### Entries shown
============

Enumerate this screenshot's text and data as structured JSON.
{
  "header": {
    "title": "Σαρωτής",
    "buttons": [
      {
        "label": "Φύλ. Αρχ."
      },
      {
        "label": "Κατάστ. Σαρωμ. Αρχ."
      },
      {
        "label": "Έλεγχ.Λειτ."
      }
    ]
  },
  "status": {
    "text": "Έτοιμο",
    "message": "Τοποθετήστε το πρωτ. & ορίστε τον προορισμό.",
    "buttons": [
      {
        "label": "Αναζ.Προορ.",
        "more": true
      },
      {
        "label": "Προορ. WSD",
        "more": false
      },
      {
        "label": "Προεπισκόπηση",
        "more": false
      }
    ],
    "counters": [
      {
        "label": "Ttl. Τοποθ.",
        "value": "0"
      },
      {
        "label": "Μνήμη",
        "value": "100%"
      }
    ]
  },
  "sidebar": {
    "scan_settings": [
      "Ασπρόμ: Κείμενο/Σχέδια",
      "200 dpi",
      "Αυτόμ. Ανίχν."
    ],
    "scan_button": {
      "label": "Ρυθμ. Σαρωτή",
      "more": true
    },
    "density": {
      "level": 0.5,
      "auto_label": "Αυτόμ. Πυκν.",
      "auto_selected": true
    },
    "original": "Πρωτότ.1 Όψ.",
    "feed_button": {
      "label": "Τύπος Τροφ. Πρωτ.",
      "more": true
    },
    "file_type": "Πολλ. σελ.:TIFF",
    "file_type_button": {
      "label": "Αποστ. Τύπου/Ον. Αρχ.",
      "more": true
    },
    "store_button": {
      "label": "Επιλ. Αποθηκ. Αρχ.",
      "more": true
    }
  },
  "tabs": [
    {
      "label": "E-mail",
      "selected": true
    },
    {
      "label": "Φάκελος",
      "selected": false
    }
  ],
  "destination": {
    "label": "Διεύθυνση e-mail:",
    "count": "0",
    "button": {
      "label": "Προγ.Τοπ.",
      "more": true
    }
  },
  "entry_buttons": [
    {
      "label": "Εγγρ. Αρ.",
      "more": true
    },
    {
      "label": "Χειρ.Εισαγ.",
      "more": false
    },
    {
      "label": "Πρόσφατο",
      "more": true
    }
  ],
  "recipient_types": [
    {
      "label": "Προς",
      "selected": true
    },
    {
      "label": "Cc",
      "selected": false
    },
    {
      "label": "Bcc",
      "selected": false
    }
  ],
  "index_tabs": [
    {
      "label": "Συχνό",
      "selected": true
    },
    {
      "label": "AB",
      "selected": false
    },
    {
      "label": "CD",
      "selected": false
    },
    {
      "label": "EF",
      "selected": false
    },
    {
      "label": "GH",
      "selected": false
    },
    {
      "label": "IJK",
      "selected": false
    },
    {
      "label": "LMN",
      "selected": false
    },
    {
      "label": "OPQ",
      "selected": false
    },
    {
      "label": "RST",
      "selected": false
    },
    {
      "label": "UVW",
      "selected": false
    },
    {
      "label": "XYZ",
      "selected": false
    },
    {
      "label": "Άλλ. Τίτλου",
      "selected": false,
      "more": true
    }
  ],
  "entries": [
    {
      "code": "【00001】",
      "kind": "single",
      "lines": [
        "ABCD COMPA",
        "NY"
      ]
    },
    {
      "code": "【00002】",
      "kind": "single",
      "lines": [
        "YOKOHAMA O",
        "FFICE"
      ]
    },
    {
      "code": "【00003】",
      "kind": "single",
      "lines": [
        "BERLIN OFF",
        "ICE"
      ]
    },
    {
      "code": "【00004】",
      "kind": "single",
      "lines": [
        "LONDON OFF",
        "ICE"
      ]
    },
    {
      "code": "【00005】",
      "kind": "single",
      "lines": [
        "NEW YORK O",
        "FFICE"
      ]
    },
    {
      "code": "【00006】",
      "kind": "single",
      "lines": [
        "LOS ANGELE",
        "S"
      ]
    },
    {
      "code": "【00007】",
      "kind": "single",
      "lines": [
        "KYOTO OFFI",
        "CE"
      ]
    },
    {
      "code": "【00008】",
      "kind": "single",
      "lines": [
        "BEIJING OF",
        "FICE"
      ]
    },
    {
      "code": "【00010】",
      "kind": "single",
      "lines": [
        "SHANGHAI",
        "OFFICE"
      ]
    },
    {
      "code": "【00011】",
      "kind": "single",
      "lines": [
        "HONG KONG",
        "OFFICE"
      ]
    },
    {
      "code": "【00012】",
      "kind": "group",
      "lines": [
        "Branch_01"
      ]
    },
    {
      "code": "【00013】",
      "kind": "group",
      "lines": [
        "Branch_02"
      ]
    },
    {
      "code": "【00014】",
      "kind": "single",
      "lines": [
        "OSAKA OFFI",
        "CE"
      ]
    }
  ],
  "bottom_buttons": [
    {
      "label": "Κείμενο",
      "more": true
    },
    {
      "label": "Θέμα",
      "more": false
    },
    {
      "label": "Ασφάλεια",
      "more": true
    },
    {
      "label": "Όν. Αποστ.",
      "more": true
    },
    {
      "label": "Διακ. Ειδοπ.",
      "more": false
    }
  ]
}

============

Output the records verbatim, from the first line to the last.

Enumerate this screenshot's text and data as structured JSON.
{
  "header": {
    "title": "Σαρωτής",
    "buttons": [
      {
        "label": "Φύλ. Αρχ."
      },
      {
        "label": "Κατάστ. Σαρωμ. Αρχ."
      },
      {
        "label": "Έλεγχ.Λειτ."
      }
    ]
  },
  "status": {
    "text": "Έτοιμο",
    "message": "Τοποθετήστε το πρωτ. & ορίστε τον προορισμό.",
    "buttons": [
      {
        "label": "Αναζ.Προορ.",
        "more": true
      },
      {
        "label": "Προορ. WSD",
        "more": false
      },
      {
        "label": "Προεπισκόπηση",
        "more": false
      }
    ],
    "counters": [
      {
        "label": "Ttl. Τοποθ.",
        "value": "0"
      },
      {
        "label": "Μνήμη",
        "value": "100%"
      }
    ]
  },
  "sidebar": {
    "scan_settings": [
      "Ασπρόμ: Κείμενο/Σχέδια",
      "200 dpi",
      "Αυτόμ. Ανίχν."
    ],
    "scan_button": {
      "label": "Ρυθμ. Σαρωτή",
      "more": true
    },
    "density": {
      "level": 0.5,
      "auto_label": "Αυτόμ. Πυκν.",
      "auto_selected": true
    },
    "original": "Πρωτότ.1 Όψ.",
    "feed_button": {
      "label": "Τύπος Τροφ. Πρωτ.",
      "more": true
    },
    "file_type": "Πολλ. σελ.:TIFF",
    "file_type_button": {
      "label": "Αποστ. Τύπου/Ον. Αρχ.",
      "more": true
    },
    "store_button": {
      "label": "Επιλ. Αποθηκ. Αρχ.",
      "more": true
    }
  },
  "tabs": [
    {
      "label": "E-mail",
      "selected": true
    },
    {
      "label": "Φάκελος",
      "selected": false
    }
  ],
  "destination": {
    "label": "Διεύθυνση e-mail:",
    "count": "0",
    "button": {
      "label": "Προγ.Τοπ.",
      "more": true
    }
  },
  "entry_buttons": [
    {
      "label": "Εγγρ. Αρ.",
      "more": true
    },
    {
      "label": "Χειρ.Εισαγ.",
      "more": false
    },
    {
      "label": "Πρόσφατο",
      "more": true
    }
  ],
  "recipient_types": [
    {
      "label": "Προς",
      "selected": true
    },
    {
      "label": "Cc",
      "selected": false
    },
    {
      "label": "Bcc",
      "selected": false
    }
  ],
  "index_tabs": [
    {
      "label": "Συχνό",
      "selected": true
    },
    {
      "label": "AB",
      "selected": false
    },
    {
      "label": "CD",
      "selected": false
    },
    {
      "label": "EF",
      "selected": false
    },
    {
      "label": "GH",
      "selected": false
    },
    {
      "label": "IJK",
      "selected": false
    },
    {
      "label": "LMN",
      "selected": false
    },
    {
      "label": "OPQ",
      "selected": false
    },
    {
      "label": "RST",
      "selected": false
    },
    {
      "label": "UVW",
      "selected": false
    },
    {
      "label": "XYZ",
      "selected": false
    },
    {
      "label": "Άλλ. Τίτλου",
      "selected": false,
      "more": true
    }
  ],
  "entries": [
    {
      "code": "【00001】",
      "kind": "single",
      "lines": [
        "ABCD COMPA",
        "NY"
      ]
    },
    {
      "code": "【00002】",
      "kind": "single",
      "lines": [
        "YOKOHAMA O",
        "FFICE"
      ]
    },
    {
      "code": "【00003】",
      "kind": "single",
      "lines": [
        "BERLIN OFF",
        "ICE"
      ]
    },
    {
      "code": "【00004】",
      "kind": "single",
      "lines": [
        "LONDON OFF",
        "ICE"
      ]
    },
    {
      "code": "【00005】",
      "kind": "single",
      "lines": [
        "NEW YORK O",
        "FFICE"
      ]
    },
    {
      "code": "【00006】",
      "kind": "single",
      "lines": [
        "LOS ANGELE",
        "S"
      ]
    },
    {
      "code": "【00007】",
      "kind": "single",
      "lines": [
        "KYOTO OFFI",
        "CE"
      ]
    },
    {
      "code": "【00008】",
      "kind": "single",
      "lines": [
        "BEIJING OF",
        "FICE"
      ]
    },
    {
      "code": "【00010】",
      "kind": "single",
      "lines": [
        "SHANGHAI",
        "OFFICE"
      ]
    },
    {
      "code": "【00011】",
      "kind": "single",
      "lines": [
        "HONG KONG",
        "OFFICE"
      ]
    },
    {
      "code": "【00012】",
      "kind": "group",
      "lines": [
        "Branch_01"
      ]
    },
    {
      "code": "【00013】",
      "kind": "group",
      "lines": [
        "Branch_02"
      ]
    },
    {
      "code": "【00014】",
      "kind": "single",
      "lines": [
        "OSAKA OFFI",
        "CE"
      ]
    }
  ],
  "bottom_buttons": [
    {
      "label": "Κείμενο",
      "more": true
    },
    {
      "label": "Θέμα",
      "more": false
    },
    {
      "label": "Ασφάλεια",
      "more": true
    },
    {
      "label": "Όν. Αποστ.",
      "more": true
    },
    {
      "label": "Διακ. Ειδοπ.",
      "more": false
    }
  ]
}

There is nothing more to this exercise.